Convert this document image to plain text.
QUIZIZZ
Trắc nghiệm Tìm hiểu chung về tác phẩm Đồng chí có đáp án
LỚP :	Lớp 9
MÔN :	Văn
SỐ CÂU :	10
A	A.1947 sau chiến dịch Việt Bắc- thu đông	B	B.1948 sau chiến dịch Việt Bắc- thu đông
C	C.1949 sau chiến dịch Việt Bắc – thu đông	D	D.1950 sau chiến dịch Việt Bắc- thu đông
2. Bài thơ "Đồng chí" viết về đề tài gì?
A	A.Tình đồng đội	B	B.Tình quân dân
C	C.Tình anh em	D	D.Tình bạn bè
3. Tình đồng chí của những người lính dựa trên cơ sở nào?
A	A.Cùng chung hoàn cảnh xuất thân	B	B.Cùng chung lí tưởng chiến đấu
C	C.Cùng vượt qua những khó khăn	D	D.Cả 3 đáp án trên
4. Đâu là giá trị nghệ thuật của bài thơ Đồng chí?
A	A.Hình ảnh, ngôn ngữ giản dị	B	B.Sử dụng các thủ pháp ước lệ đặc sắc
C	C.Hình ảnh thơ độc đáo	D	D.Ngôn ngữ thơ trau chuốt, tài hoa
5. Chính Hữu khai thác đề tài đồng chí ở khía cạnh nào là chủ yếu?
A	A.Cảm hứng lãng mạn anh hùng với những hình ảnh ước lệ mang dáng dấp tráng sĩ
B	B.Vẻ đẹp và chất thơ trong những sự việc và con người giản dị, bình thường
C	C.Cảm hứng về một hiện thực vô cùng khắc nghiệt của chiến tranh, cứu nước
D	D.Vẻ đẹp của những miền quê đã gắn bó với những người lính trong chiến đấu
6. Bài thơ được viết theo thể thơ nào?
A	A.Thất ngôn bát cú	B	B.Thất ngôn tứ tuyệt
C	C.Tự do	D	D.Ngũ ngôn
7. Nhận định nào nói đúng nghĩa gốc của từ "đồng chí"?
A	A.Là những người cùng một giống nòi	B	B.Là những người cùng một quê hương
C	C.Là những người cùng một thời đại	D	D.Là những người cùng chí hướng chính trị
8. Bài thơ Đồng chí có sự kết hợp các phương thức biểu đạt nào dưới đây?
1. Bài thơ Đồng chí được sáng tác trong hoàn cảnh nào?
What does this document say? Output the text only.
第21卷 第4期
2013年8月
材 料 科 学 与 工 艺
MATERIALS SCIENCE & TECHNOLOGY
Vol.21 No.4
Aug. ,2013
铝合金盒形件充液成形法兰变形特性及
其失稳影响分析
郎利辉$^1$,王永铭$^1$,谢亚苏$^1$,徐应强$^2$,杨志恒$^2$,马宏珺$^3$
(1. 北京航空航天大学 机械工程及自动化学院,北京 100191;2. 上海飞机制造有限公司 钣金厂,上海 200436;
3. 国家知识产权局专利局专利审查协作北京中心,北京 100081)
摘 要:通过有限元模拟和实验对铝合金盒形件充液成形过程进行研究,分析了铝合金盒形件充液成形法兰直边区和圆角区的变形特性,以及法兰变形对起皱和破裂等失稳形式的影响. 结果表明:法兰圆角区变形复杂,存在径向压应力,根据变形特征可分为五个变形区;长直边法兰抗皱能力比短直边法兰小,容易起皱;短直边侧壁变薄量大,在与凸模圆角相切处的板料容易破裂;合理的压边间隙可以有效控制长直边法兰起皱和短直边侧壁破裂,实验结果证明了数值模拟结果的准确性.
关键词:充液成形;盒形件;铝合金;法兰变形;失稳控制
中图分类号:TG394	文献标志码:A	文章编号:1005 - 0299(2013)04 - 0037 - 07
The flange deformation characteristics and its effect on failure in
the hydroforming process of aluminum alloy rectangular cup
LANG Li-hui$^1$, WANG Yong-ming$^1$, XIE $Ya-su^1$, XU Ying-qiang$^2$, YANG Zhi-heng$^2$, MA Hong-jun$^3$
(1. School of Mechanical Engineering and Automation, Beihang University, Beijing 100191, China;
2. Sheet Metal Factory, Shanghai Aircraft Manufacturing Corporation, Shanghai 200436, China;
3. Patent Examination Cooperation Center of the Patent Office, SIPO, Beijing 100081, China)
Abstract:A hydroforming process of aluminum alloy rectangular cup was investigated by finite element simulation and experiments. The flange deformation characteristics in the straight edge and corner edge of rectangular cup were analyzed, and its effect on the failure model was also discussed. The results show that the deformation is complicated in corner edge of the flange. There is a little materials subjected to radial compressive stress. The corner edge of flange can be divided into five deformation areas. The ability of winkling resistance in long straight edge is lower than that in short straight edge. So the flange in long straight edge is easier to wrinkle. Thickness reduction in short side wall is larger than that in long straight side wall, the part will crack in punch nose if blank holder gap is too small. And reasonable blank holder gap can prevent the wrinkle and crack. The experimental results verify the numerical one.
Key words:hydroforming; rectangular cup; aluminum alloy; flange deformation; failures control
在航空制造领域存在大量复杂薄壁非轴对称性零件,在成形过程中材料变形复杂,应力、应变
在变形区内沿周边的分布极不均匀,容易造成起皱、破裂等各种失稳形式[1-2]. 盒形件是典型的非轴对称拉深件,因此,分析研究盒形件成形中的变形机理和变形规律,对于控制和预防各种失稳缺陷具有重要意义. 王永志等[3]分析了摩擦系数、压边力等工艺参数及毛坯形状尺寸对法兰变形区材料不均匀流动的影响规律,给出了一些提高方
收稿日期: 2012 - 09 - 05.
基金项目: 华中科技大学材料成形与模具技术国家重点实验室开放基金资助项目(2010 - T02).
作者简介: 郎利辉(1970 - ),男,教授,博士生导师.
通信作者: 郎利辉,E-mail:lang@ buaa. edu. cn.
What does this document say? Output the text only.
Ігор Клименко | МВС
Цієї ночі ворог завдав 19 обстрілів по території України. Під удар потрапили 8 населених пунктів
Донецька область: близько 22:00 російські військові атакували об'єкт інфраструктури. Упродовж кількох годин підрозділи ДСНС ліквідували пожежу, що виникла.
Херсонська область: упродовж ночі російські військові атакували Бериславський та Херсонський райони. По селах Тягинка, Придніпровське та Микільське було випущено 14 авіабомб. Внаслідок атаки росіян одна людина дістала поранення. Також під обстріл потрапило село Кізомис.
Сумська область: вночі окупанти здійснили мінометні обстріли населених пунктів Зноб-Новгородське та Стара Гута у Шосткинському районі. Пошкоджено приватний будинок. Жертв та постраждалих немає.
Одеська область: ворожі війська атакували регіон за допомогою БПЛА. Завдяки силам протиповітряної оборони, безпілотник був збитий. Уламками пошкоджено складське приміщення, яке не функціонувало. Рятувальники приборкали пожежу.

§ Stated problem
Reproduce all of the entries word for word.

§ Output for this exercise
Convert this document image to plain text.
QUIZIZZ
Trắc nghiệm Tìm hiểu chung về tác phẩm Đồng chí có đáp án
LỚP :	Lớp 9
MÔN :	Văn
SỐ CÂU :	10
A	A.1947 sau chiến dịch Việt Bắc- thu đông	B	B.1948 sau chiến dịch Việt Bắc- thu đông
C	C.1949 sau chiến dịch Việt Bắc – thu đông	D	D.1950 sau chiến dịch Việt Bắc- thu đông
2. Bài thơ "Đồng chí" viết về đề tài gì?
A	A.Tình đồng đội	B	B.Tình quân dân
C	C.Tình anh em	D	D.Tình bạn bè
3. Tình đồng chí của những người lính dựa trên cơ sở nào?
A	A.Cùng chung hoàn cảnh xuất thân	B	B.Cùng chung lí tưởng chiến đấu
C	C.Cùng vượt qua những khó khăn	D	D.Cả 3 đáp án trên
4. Đâu là giá trị nghệ thuật của bài thơ Đồng chí?
A	A.Hình ảnh, ngôn ngữ giản dị	B	B.Sử dụng các thủ pháp ước lệ đặc sắc
C	C.Hình ảnh thơ độc đáo	D	D.Ngôn ngữ thơ trau chuốt, tài hoa
5. Chính Hữu khai thác đề tài đồng chí ở khía cạnh nào là chủ yếu?
A	A.Cảm hứng lãng mạn anh hùng với những hình ảnh ước lệ mang dáng dấp tráng sĩ
B	B.Vẻ đẹp và chất thơ trong những sự việc và con người giản dị, bình thường
C	C.Cảm hứng về một hiện thực vô cùng khắc nghiệt của chiến tranh, cứu nước
D	D.Vẻ đẹp của những miền quê đã gắn bó với những người lính trong chiến đấu
6. Bài thơ được viết theo thể thơ nào?
A	A.Thất ngôn bát cú	B	B.Thất ngôn tứ tuyệt
C	C.Tự do	D	D.Ngũ ngôn
7. Nhận định nào nói đúng nghĩa gốc của từ "đồng chí"?
A	A.Là những người cùng một giống nòi	B	B.Là những người cùng một quê hương
C	C.Là những người cùng một thời đại	D	D.Là những người cùng chí hướng chính trị
8. Bài thơ Đồng chí có sự kết hợp các phương thức biểu đạt nào dưới đây?
1. Bài thơ Đồng chí được sáng tác trong hoàn cảnh nào?
What does this document say? Output the text only.
第21卷 第4期
2013年8月
材 料 科 学 与 工 艺
MATERIALS SCIENCE & TECHNOLOGY
Vol.21 No.4
Aug. ,2013
铝合金盒形件充液成形法兰变形特性及
其失稳影响分析
郎利辉$^1$,王永铭$^1$,谢亚苏$^1$,徐应强$^2$,杨志恒$^2$,马宏珺$^3$
(1. 北京航空航天大学 机械工程及自动化学院,北京 100191;2. 上海飞机制造有限公司 钣金厂,上海 200436;
3. 国家知识产权局专利局专利审查协作北京中心,北京 100081)
摘 要:通过有限元模拟和实验对铝合金盒形件充液成形过程进行研究,分析了铝合金盒形件充液成形法兰直边区和圆角区的变形特性,以及法兰变形对起皱和破裂等失稳形式的影响. 结果表明:法兰圆角区变形复杂,存在径向压应力,根据变形特征可分为五个变形区;长直边法兰抗皱能力比短直边法兰小,容易起皱;短直边侧壁变薄量大,在与凸模圆角相切处的板料容易破裂;合理的压边间隙可以有效控制长直边法兰起皱和短直边侧壁破裂,实验结果证明了数值模拟结果的准确性.
关键词:充液成形;盒形件;铝合金;法兰变形;失稳控制
中图分类号:TG394	文献标志码:A	文章编号:1005 - 0299(2013)04 - 0037 - 07
The flange deformation characteristics and its effect on failure in
the hydroforming process of aluminum alloy rectangular cup
LANG Li-hui$^1$, WANG Yong-ming$^1$, XIE $Ya-su^1$, XU Ying-qiang$^2$, YANG Zhi-heng$^2$, MA Hong-jun$^3$
(1. School of Mechanical Engineering and Automation, Beihang University, Beijing 100191, China;
2. Sheet Metal Factory, Shanghai Aircraft Manufacturing Corporation, Shanghai 200436, China;
3. Patent Examination Cooperation Center of the Patent Office, SIPO, Beijing 100081, China)
Abstract:A hydroforming process of aluminum alloy rectangular cup was investigated by finite element simulation and experiments. The flange deformation characteristics in the straight edge and corner edge of rectangular cup were analyzed, and its effect on the failure model was also discussed. The results show that the deformation is complicated in corner edge of the flange. There is a little materials subjected to radial compressive stress. The corner edge of flange can be divided into five deformation areas. The ability of winkling resistance in long straight edge is lower than that in short straight edge. So the flange in long straight edge is easier to wrinkle. Thickness reduction in short side wall is larger than that in long straight side wall, the part will crack in punch nose if blank holder gap is too small. And reasonable blank holder gap can prevent the wrinkle and crack. The experimental results verify the numerical one.
Key words:hydroforming; rectangular cup; aluminum alloy; flange deformation; failures control
在航空制造领域存在大量复杂薄壁非轴对称性零件,在成形过程中材料变形复杂,应力、应变
在变形区内沿周边的分布极不均匀,容易造成起皱、破裂等各种失稳形式[1-2]. 盒形件是典型的非轴对称拉深件,因此,分析研究盒形件成形中的变形机理和变形规律,对于控制和预防各种失稳缺陷具有重要意义. 王永志等[3]分析了摩擦系数、压边力等工艺参数及毛坯形状尺寸对法兰变形区材料不均匀流动的影响规律,给出了一些提高方
收稿日期: 2012 - 09 - 05.
基金项目: 华中科技大学材料成形与模具技术国家重点实验室开放基金资助项目(2010 - T02).
作者简介: 郎利辉(1970 - ),男,教授,博士生导师.
通信作者: 郎利辉,E-mail:lang@ buaa. edu. cn.
What does this document say? Output the text only.
Ігор Клименко | МВС
Цієї ночі ворог завдав 19 обстрілів по території України. Під удар потрапили 8 населених пунктів
Донецька область: близько 22:00 російські військові атакували об'єкт інфраструктури. Упродовж кількох годин підрозділи ДСНС ліквідували пожежу, що виникла.
Херсонська область: упродовж ночі російські військові атакували Бериславський та Херсонський райони. По селах Тягинка, Придніпровське та Микільське було випущено 14 авіабомб. Внаслідок атаки росіян одна людина дістала поранення. Також під обстріл потрапило село Кізомис.
Сумська область: вночі окупанти здійснили мінометні обстріли населених пунктів Зноб-Новгородське та Стара Гута у Шосткинському районі. Пошкоджено приватний будинок. Жертв та постраждалих немає.
Одеська область: ворожі війська атакували регіон за допомогою БПЛА. Завдяки силам протиповітряної оборони, безпілотник був збитий. Уламками пошкоджено складське приміщення, яке не функціонувало. Рятувальники приборкали пожежу.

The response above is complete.